Task description - Pick out every line with the word "Kommunikation" and copy it.

Recorded data
+ + + + + + +
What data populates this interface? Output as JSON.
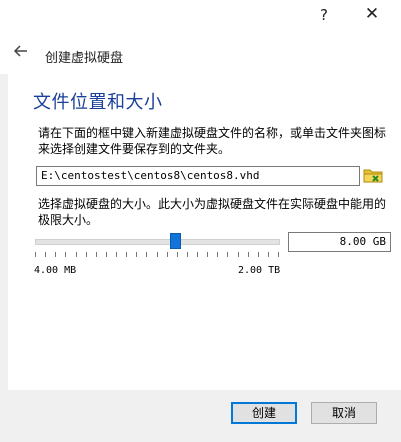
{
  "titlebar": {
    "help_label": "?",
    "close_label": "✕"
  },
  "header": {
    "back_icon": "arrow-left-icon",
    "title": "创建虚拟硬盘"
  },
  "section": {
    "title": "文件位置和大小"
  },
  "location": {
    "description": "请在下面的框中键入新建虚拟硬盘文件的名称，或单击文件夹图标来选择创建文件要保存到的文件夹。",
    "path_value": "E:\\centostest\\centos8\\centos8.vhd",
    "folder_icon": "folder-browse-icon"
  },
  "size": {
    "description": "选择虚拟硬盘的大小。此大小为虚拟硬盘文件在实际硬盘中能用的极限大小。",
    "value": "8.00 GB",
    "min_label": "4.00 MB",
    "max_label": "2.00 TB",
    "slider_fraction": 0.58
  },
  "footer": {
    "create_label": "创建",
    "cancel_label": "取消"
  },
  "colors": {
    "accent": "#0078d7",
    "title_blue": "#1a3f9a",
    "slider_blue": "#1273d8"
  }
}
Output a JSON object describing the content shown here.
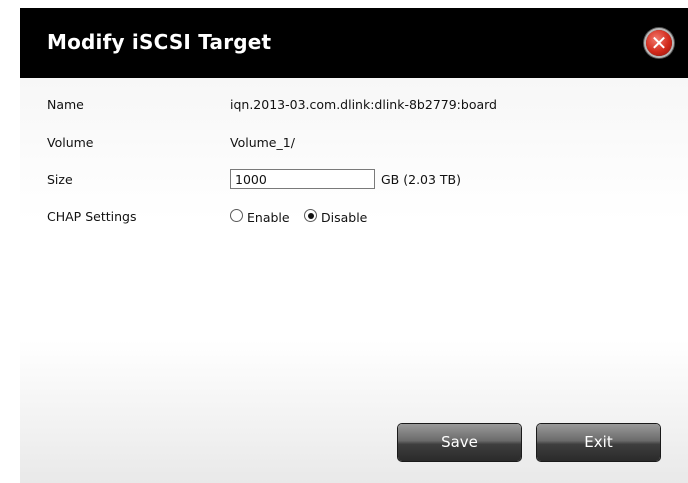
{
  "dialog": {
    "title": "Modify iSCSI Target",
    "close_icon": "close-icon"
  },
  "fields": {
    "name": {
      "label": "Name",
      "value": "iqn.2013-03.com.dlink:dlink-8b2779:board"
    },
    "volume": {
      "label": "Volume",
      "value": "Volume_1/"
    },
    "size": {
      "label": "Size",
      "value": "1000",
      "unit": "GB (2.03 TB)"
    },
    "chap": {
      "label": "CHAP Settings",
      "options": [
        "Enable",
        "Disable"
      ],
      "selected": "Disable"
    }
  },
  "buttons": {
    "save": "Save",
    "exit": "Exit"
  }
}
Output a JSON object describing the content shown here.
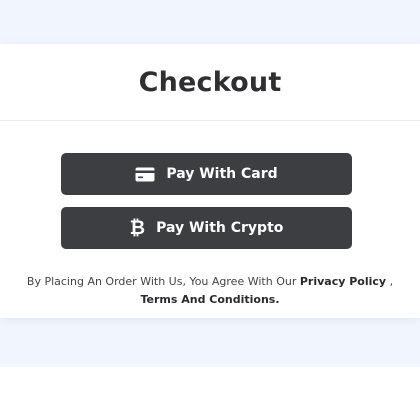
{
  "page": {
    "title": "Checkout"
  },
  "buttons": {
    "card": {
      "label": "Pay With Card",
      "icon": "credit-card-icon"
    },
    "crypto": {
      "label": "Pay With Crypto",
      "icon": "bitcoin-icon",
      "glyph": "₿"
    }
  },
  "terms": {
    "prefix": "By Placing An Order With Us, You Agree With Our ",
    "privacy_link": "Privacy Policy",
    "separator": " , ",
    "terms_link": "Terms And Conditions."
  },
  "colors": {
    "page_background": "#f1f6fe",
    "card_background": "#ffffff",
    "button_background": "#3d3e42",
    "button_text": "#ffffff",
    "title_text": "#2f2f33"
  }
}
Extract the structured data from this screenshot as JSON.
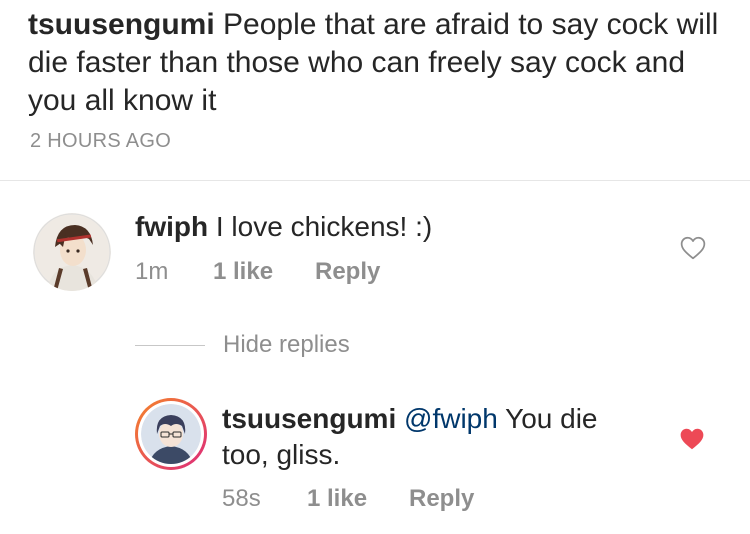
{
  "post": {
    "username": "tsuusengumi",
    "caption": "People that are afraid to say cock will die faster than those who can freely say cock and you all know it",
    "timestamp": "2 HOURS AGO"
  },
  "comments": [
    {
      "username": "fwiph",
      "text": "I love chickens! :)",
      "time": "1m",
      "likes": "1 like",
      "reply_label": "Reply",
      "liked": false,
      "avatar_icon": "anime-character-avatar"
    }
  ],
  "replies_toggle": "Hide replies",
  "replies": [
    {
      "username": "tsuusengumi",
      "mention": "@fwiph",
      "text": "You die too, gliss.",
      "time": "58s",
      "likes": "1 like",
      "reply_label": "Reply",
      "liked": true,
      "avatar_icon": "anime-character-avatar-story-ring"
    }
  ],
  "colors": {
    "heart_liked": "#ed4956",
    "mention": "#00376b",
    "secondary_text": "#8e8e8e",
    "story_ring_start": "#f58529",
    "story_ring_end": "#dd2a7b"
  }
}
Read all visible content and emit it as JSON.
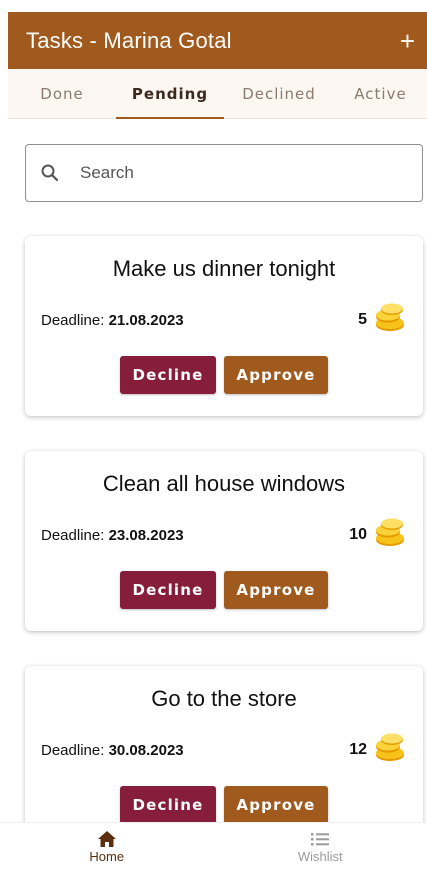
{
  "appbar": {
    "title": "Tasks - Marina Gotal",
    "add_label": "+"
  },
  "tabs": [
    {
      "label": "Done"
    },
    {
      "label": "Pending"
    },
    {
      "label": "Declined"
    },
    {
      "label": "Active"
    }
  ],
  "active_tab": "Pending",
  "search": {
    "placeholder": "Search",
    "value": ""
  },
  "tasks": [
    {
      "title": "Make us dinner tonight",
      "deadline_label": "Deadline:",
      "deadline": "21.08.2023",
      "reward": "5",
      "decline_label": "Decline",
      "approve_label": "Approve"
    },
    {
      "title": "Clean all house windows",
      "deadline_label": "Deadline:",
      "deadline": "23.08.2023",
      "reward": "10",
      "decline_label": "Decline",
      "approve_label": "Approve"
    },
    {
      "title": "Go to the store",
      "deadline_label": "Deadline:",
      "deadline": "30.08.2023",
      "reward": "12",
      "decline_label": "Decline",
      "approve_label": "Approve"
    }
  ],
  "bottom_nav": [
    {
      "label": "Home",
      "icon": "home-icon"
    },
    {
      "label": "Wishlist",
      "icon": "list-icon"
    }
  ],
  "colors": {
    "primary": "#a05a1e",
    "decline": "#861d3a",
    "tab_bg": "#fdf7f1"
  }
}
+ + + + + + +
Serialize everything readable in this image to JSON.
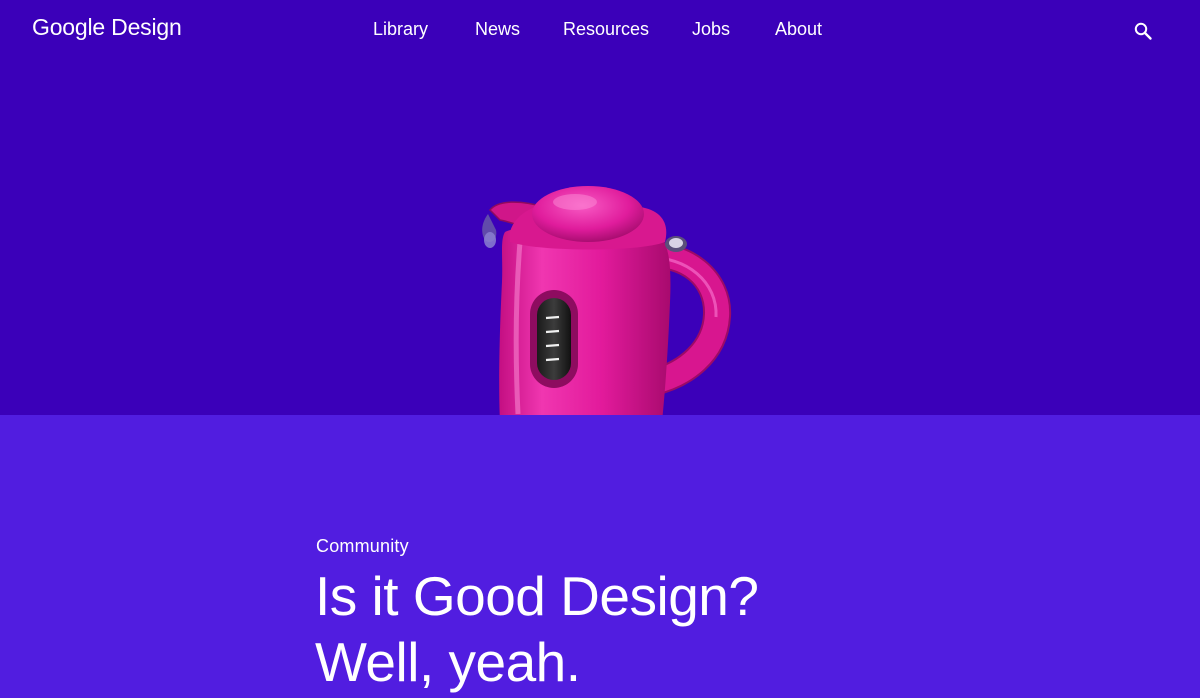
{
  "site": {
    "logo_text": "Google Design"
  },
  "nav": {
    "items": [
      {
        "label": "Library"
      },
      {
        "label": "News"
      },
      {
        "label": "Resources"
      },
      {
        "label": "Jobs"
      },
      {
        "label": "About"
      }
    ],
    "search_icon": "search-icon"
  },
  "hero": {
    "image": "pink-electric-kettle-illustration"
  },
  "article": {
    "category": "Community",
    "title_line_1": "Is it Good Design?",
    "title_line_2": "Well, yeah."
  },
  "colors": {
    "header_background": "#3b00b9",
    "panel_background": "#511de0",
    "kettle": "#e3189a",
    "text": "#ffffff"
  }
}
+ + + + + + +
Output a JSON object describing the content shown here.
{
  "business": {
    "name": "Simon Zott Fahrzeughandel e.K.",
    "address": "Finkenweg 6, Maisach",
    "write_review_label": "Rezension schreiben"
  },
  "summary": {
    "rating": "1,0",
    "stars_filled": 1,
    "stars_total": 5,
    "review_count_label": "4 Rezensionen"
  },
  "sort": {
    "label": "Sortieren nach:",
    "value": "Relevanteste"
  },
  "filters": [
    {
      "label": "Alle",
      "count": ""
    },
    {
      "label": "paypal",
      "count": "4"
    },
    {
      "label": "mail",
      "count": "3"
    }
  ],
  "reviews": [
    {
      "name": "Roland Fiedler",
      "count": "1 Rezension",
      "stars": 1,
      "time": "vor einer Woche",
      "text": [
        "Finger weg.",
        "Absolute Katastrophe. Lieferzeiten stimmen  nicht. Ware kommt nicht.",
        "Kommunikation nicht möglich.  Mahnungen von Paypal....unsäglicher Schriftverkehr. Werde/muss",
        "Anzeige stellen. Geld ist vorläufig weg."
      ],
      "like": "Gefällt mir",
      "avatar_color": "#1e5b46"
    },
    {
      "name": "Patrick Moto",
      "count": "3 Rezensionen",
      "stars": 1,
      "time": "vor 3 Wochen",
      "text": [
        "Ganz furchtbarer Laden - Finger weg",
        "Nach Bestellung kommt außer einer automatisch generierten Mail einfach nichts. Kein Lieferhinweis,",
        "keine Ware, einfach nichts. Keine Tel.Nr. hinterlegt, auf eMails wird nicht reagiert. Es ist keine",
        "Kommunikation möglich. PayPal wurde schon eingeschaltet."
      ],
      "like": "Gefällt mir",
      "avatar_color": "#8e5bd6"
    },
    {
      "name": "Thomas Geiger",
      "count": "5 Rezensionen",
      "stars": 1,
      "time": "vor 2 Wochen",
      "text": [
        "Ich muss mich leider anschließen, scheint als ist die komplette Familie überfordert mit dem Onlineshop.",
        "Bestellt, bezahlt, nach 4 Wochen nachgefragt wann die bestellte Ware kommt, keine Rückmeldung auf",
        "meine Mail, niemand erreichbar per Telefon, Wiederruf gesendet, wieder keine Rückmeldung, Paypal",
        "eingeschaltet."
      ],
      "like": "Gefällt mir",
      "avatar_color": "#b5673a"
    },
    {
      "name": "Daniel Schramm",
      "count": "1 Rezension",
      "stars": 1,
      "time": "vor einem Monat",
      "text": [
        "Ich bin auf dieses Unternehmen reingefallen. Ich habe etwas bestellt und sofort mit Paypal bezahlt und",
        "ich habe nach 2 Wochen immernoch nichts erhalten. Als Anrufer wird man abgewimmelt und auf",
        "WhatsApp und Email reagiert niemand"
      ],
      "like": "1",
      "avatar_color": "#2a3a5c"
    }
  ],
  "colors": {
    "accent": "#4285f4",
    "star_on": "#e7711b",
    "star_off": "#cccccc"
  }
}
+ + + + + + +
Exercise solution -
        "Kommunikation nicht möglich.  Mahnungen von Paypal....unsäglicher Schriftverkehr. Werde/muss",
        "Kommunikation möglich. PayPal wurde schon eingeschaltet."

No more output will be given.